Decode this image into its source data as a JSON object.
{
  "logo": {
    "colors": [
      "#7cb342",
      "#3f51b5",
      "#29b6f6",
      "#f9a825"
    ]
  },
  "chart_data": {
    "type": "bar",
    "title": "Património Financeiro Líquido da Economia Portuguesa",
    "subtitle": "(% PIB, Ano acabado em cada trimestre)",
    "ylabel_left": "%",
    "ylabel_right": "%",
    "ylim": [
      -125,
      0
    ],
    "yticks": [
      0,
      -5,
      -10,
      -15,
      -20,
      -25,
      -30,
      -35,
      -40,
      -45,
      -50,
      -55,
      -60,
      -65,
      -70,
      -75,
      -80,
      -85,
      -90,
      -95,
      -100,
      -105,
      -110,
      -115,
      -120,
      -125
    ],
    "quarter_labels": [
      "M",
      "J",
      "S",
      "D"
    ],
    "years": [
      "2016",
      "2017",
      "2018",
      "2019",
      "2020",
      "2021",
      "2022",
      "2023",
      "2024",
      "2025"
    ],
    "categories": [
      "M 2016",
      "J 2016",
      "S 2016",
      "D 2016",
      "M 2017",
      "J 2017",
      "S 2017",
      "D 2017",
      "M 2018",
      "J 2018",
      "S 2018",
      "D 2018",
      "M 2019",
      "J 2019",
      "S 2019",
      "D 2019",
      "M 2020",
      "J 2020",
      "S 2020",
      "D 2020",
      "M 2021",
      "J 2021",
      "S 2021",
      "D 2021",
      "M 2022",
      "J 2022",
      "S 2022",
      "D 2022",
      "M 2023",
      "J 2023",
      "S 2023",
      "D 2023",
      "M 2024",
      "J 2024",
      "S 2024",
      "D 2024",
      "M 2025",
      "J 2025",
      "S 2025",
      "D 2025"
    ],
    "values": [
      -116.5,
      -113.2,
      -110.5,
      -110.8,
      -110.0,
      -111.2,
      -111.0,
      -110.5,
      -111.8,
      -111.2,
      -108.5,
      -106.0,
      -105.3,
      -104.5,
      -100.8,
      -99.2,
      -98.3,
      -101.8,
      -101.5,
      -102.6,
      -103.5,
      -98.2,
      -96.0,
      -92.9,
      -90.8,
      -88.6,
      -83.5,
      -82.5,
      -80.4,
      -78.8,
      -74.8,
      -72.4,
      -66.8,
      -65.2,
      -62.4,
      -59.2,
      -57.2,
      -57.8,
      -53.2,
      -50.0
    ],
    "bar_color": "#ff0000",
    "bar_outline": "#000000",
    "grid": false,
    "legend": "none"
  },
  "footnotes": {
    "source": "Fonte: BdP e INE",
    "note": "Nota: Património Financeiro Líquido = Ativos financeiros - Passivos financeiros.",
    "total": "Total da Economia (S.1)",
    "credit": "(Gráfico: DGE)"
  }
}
▬▬▬▬▬▬▬▬▬▬
SHORT PROBLEM: Write out the full set of records exactly as given.

CORRECT RESPONSE:
Decode this image into its source data as a JSON object.
{
  "logo": {
    "colors": [
      "#7cb342",
      "#3f51b5",
      "#29b6f6",
      "#f9a825"
    ]
  },
  "chart_data": {
    "type": "bar",
    "title": "Património Financeiro Líquido da Economia Portuguesa",
    "subtitle": "(% PIB, Ano acabado em cada trimestre)",
    "ylabel_left": "%",
    "ylabel_right": "%",
    "ylim": [
      -125,
      0
    ],
    "yticks": [
      0,
      -5,
      -10,
      -15,
      -20,
      -25,
      -30,
      -35,
      -40,
      -45,
      -50,
      -55,
      -60,
      -65,
      -70,
      -75,
      -80,
      -85,
      -90,
      -95,
      -100,
      -105,
      -110,
      -115,
      -120,
      -125
    ],
    "quarter_labels": [
      "M",
      "J",
      "S",
      "D"
    ],
    "years": [
      "2016",
      "2017",
      "2018",
      "2019",
      "2020",
      "2021",
      "2022",
      "2023",
      "2024",
      "2025"
    ],
    "categories": [
      "M 2016",
      "J 2016",
      "S 2016",
      "D 2016",
      "M 2017",
      "J 2017",
      "S 2017",
      "D 2017",
      "M 2018",
      "J 2018",
      "S 2018",
      "D 2018",
      "M 2019",
      "J 2019",
      "S 2019",
      "D 2019",
      "M 2020",
      "J 2020",
      "S 2020",
      "D 2020",
      "M 2021",
      "J 2021",
      "S 2021",
      "D 2021",
      "M 2022",
      "J 2022",
      "S 2022",
      "D 2022",
      "M 2023",
      "J 2023",
      "S 2023",
      "D 2023",
      "M 2024",
      "J 2024",
      "S 2024",
      "D 2024",
      "M 2025",
      "J 2025",
      "S 2025",
      "D 2025"
    ],
    "values": [
      -116.5,
      -113.2,
      -110.5,
      -110.8,
      -110.0,
      -111.2,
      -111.0,
      -110.5,
      -111.8,
      -111.2,
      -108.5,
      -106.0,
      -105.3,
      -104.5,
      -100.8,
      -99.2,
      -98.3,
      -101.8,
      -101.5,
      -102.6,
      -103.5,
      -98.2,
      -96.0,
      -92.9,
      -90.8,
      -88.6,
      -83.5,
      -82.5,
      -80.4,
      -78.8,
      -74.8,
      -72.4,
      -66.8,
      -65.2,
      -62.4,
      -59.2,
      -57.2,
      -57.8,
      -53.2,
      -50.0
    ],
    "bar_color": "#ff0000",
    "bar_outline": "#000000",
    "grid": false,
    "legend": "none"
  },
  "footnotes": {
    "source": "Fonte: BdP e INE",
    "note": "Nota: Património Financeiro Líquido = Ativos financeiros - Passivos financeiros.",
    "total": "Total da Economia (S.1)",
    "credit": "(Gráfico: DGE)"
  }
}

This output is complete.